Task prompt
Below, copy the items word for word, from the first line through the line containing "template-subtitle-line: for your", including that line.
## begin
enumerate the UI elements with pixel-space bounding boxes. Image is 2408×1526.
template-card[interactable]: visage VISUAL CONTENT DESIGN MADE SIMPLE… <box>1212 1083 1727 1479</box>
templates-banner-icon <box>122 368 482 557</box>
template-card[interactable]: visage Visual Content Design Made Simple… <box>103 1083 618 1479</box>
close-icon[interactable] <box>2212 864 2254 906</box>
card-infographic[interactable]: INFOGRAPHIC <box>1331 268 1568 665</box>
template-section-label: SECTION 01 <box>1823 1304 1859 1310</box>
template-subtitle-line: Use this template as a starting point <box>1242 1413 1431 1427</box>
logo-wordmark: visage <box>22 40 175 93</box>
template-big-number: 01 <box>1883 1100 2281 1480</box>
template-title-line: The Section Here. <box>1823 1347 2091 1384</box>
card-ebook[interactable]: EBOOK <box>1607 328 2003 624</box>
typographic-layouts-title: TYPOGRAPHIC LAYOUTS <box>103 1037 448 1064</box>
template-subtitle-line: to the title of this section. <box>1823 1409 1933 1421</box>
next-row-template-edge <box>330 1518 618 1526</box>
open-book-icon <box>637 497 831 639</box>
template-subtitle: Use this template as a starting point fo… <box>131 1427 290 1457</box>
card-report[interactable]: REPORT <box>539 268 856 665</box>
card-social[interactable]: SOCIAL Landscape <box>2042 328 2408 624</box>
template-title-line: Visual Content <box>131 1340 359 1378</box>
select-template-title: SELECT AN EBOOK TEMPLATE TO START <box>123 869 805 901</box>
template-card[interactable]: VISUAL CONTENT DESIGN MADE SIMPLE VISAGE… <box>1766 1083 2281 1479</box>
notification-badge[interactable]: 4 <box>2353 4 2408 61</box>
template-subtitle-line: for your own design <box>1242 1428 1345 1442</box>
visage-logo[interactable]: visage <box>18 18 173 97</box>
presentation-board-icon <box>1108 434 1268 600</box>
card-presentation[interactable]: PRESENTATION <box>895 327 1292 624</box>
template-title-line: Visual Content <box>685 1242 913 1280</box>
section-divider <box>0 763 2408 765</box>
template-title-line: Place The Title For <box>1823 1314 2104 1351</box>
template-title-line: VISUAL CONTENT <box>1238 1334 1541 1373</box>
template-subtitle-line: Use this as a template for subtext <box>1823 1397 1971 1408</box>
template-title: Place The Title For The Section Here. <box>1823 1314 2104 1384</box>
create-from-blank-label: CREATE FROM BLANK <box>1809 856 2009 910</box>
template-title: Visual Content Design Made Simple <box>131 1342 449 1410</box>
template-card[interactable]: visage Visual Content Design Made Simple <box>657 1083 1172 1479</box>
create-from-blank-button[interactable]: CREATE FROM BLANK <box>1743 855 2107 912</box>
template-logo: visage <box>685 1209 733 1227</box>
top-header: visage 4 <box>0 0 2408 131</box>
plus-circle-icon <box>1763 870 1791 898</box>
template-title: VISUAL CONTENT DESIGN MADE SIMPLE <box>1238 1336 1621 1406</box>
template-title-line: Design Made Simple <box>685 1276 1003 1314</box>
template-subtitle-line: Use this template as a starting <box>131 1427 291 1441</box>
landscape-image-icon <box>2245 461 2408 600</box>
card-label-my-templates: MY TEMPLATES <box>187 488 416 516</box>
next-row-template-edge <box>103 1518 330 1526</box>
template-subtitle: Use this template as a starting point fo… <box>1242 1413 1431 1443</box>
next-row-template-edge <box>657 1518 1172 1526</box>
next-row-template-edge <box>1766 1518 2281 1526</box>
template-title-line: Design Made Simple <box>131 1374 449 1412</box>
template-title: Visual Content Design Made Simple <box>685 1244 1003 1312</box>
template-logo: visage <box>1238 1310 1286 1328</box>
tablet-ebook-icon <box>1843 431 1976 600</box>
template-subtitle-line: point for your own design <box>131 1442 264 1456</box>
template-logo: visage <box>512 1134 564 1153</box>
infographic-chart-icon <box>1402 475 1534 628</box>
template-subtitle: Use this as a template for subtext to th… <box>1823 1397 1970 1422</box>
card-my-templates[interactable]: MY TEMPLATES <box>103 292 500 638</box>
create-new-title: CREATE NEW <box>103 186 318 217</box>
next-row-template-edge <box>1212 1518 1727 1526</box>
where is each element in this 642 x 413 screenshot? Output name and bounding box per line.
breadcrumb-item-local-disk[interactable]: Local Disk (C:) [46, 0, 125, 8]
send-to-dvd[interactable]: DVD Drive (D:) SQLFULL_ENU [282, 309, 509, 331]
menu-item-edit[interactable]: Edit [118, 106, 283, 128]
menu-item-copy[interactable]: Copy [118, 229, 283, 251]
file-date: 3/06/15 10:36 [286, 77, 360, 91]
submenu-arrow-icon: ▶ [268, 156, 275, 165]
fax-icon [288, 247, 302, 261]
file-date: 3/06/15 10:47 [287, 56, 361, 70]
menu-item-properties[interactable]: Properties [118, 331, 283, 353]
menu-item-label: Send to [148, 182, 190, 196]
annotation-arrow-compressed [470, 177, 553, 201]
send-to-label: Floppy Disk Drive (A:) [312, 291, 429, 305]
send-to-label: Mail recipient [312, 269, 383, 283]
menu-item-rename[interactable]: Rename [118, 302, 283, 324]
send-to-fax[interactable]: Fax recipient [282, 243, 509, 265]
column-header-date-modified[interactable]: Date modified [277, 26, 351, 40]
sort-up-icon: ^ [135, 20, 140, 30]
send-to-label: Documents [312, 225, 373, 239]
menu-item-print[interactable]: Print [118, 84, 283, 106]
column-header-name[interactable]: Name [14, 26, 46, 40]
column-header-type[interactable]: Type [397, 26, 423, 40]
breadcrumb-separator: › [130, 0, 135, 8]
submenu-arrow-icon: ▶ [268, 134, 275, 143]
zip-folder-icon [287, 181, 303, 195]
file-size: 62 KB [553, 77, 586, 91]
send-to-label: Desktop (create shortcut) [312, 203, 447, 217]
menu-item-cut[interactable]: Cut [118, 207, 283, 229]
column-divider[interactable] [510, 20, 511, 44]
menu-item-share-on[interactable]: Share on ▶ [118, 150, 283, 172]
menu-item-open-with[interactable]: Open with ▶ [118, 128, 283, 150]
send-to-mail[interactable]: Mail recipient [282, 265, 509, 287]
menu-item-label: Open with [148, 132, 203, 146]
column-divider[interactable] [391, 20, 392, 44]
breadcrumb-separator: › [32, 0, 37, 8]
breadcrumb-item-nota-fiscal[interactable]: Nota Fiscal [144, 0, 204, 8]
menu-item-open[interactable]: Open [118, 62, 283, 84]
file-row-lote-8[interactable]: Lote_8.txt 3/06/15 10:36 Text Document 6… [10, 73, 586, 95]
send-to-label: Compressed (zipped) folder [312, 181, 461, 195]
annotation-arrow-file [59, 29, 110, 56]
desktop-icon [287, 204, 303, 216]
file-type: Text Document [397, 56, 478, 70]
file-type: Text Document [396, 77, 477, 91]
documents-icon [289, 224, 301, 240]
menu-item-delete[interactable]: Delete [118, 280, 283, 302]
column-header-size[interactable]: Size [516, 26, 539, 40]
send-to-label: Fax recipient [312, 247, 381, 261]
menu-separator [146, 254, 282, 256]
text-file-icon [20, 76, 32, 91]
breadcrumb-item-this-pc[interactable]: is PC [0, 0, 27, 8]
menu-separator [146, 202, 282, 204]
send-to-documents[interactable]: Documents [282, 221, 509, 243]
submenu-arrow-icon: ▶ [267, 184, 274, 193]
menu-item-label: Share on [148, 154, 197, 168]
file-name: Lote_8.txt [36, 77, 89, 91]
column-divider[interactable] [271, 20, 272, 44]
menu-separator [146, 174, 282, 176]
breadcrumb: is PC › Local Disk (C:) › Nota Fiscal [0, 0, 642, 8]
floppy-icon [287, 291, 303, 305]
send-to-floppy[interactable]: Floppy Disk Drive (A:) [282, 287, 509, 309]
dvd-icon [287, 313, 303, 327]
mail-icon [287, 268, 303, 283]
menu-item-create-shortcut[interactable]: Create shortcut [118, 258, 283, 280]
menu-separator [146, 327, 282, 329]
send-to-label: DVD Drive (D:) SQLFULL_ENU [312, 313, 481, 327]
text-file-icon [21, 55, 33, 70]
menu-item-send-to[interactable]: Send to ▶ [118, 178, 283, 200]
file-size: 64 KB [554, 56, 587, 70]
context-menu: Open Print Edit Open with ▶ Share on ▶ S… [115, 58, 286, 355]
## end
Expected answer
enumerate the UI elements with pixel-space bounding boxes. Image is 2408×1526.
template-card[interactable]: visage VISUAL CONTENT DESIGN MADE SIMPLE… <box>1212 1083 1727 1479</box>
templates-banner-icon <box>122 368 482 557</box>
template-card[interactable]: visage Visual Content Design Made Simple… <box>103 1083 618 1479</box>
close-icon[interactable] <box>2212 864 2254 906</box>
card-infographic[interactable]: INFOGRAPHIC <box>1331 268 1568 665</box>
template-section-label: SECTION 01 <box>1823 1304 1859 1310</box>
template-subtitle-line: Use this template as a starting point <box>1242 1413 1431 1427</box>
logo-wordmark: visage <box>22 40 175 93</box>
template-big-number: 01 <box>1883 1100 2281 1480</box>
template-title-line: The Section Here. <box>1823 1347 2091 1384</box>
card-ebook[interactable]: EBOOK <box>1607 328 2003 624</box>
typographic-layouts-title: TYPOGRAPHIC LAYOUTS <box>103 1037 448 1064</box>
template-subtitle-line: to the title of this section. <box>1823 1409 1933 1421</box>
next-row-template-edge <box>330 1518 618 1526</box>
open-book-icon <box>637 497 831 639</box>
template-subtitle: Use this template as a starting point fo… <box>131 1427 290 1457</box>
card-report[interactable]: REPORT <box>539 268 856 665</box>
card-social[interactable]: SOCIAL Landscape <box>2042 328 2408 624</box>
template-title-line: Visual Content <box>131 1340 359 1378</box>
select-template-title: SELECT AN EBOOK TEMPLATE TO START <box>123 869 805 901</box>
template-card[interactable]: VISUAL CONTENT DESIGN MADE SIMPLE VISAGE… <box>1766 1083 2281 1479</box>
notification-badge[interactable]: 4 <box>2353 4 2408 61</box>
template-subtitle-line: for your own design <box>1242 1428 1345 1442</box>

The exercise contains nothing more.